**DIRECTION**
Lines that include the word "Pisodonophis" are the ones to copy.

**EXERCISE MATERIALS**
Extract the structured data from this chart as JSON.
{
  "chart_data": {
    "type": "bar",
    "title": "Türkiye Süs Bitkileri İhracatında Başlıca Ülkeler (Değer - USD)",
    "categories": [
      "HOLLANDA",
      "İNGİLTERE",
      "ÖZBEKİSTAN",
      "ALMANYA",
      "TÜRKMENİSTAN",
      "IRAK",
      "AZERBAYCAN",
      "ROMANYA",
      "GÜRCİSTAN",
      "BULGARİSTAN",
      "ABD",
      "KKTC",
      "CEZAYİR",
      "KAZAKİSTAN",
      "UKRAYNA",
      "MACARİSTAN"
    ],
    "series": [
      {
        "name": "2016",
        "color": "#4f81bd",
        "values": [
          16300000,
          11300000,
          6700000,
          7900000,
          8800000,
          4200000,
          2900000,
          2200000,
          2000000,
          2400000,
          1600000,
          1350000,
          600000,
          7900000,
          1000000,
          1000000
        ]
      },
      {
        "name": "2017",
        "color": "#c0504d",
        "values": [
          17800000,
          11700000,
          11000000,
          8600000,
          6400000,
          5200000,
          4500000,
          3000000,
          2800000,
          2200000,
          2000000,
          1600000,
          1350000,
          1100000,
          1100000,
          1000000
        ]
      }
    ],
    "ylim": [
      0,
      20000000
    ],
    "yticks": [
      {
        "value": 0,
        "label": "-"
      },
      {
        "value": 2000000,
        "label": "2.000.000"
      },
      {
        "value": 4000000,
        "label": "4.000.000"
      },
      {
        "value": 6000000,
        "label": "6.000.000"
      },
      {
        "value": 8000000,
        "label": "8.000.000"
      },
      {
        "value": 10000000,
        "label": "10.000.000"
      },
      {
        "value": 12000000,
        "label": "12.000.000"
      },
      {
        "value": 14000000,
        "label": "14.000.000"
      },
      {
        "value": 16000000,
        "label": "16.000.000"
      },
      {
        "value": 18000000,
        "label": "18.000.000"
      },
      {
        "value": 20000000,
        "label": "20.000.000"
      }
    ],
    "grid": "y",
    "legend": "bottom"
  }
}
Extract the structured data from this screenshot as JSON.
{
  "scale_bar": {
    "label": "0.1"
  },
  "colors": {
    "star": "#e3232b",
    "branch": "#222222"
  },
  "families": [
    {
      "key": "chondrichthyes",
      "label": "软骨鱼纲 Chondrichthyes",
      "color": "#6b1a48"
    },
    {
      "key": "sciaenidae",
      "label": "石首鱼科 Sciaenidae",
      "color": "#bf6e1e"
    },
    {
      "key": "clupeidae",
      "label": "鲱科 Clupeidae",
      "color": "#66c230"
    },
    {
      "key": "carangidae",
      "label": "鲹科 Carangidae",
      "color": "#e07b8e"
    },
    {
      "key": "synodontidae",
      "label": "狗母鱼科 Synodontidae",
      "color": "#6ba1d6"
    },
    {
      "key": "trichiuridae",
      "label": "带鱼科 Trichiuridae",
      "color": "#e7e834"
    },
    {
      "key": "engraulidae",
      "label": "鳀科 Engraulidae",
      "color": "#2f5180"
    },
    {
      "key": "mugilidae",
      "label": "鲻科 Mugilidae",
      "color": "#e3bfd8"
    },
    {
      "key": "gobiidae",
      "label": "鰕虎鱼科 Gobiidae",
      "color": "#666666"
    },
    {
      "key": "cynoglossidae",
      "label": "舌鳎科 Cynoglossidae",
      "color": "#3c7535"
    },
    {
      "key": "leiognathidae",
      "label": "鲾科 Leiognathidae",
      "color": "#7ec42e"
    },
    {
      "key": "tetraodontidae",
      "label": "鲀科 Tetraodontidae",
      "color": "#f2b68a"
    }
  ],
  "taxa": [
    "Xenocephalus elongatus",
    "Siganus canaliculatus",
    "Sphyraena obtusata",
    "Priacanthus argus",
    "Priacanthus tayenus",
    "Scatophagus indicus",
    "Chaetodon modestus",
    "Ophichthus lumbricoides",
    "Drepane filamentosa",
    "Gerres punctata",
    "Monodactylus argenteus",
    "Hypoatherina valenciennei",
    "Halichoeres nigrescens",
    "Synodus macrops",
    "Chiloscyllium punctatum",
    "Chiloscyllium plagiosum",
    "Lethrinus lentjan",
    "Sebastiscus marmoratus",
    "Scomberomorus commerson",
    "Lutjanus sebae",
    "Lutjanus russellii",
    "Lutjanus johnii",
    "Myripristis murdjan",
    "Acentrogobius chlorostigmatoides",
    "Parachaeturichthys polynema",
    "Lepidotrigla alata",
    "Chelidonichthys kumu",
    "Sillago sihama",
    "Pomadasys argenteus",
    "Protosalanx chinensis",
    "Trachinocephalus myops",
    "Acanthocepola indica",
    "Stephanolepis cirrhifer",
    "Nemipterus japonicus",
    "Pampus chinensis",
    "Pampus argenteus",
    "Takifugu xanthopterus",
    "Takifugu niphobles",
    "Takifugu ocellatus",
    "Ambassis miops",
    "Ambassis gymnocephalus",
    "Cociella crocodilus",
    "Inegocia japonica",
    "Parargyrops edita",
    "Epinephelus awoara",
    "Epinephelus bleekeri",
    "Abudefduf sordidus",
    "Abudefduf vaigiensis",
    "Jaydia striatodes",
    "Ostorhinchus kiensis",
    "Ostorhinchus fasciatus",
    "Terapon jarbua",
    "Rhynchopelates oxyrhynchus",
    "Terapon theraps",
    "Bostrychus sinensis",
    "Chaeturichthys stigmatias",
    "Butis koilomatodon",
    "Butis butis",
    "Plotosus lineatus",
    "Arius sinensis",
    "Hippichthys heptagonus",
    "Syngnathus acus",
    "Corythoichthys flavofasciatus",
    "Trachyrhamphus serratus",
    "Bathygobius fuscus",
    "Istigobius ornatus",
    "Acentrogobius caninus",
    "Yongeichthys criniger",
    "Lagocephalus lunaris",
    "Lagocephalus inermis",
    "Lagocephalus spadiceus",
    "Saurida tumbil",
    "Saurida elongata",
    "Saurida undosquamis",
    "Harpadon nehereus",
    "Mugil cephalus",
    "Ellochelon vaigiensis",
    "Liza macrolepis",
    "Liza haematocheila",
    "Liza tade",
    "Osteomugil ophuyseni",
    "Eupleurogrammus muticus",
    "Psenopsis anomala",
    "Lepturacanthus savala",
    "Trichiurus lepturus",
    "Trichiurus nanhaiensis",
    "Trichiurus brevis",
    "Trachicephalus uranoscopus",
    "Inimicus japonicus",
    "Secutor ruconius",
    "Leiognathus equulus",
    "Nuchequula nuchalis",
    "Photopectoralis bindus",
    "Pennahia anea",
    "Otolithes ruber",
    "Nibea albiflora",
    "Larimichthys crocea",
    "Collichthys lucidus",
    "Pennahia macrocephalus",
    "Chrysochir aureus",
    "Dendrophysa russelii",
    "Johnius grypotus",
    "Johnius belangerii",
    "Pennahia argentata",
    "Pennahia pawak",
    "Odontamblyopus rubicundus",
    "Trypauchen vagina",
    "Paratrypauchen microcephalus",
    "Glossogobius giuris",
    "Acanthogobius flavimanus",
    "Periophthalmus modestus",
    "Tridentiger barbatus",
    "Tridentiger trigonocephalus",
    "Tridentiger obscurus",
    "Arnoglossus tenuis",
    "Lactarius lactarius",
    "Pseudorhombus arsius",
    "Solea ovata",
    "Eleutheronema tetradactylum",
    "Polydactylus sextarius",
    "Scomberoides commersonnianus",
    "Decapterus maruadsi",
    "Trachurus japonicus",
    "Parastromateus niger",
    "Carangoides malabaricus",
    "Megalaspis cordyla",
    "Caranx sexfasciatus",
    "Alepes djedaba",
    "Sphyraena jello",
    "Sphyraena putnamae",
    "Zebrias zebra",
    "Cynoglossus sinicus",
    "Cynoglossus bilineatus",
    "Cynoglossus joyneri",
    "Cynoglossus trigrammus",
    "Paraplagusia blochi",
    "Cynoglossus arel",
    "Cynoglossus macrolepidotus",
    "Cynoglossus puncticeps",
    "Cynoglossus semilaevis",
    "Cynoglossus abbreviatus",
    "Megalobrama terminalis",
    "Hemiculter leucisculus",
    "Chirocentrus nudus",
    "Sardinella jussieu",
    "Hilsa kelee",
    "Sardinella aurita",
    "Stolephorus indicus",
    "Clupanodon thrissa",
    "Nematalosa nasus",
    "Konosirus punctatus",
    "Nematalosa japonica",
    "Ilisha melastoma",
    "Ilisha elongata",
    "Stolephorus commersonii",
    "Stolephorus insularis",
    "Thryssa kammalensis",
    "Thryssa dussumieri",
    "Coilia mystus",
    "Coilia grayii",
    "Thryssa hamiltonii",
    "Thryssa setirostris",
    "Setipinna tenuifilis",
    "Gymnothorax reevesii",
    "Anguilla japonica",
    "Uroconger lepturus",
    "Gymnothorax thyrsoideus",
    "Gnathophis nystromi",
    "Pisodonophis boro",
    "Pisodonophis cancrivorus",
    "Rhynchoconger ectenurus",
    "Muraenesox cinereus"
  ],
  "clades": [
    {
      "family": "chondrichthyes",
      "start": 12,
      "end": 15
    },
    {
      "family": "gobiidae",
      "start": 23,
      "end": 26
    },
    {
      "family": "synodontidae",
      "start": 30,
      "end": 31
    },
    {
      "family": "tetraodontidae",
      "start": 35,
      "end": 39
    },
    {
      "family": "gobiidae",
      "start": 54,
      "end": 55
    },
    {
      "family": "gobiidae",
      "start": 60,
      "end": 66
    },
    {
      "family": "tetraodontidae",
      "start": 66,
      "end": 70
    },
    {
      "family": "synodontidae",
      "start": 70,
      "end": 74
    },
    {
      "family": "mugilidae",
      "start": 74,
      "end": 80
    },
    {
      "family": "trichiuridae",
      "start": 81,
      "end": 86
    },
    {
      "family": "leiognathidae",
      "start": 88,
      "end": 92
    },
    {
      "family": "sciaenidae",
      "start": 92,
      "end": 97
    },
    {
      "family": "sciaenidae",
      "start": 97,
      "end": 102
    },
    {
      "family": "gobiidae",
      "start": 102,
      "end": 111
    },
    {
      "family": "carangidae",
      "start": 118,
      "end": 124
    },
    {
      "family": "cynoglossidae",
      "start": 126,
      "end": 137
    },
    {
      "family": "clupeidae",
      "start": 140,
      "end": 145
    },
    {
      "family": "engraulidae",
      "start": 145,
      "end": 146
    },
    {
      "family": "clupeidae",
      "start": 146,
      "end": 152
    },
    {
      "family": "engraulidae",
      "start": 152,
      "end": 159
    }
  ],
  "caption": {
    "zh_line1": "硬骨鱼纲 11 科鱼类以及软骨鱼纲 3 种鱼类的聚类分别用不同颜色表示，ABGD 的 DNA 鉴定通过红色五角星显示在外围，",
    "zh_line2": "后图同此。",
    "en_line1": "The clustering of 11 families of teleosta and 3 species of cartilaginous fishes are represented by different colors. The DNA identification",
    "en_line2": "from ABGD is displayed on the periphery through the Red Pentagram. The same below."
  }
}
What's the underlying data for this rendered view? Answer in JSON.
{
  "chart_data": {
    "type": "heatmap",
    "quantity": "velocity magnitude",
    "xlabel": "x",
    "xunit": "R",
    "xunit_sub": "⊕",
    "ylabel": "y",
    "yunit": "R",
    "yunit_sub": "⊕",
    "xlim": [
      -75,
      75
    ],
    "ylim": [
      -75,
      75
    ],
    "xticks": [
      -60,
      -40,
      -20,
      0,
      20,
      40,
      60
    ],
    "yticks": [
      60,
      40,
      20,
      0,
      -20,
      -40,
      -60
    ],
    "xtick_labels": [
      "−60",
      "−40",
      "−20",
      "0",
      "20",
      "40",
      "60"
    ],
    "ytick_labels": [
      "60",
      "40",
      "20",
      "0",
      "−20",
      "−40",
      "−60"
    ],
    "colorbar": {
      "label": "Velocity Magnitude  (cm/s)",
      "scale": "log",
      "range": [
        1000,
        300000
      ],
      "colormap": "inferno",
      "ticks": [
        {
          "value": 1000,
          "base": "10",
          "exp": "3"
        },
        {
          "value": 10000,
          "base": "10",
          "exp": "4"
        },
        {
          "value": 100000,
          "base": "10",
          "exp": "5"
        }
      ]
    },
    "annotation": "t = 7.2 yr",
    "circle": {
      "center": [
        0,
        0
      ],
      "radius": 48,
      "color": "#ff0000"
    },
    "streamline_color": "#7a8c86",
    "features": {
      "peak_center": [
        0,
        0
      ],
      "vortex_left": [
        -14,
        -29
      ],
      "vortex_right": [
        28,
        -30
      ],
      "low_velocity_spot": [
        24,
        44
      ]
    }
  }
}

**TASK RESPONSE**
    "Pisodonophis boro",
    "Pisodonophis cancrivorus",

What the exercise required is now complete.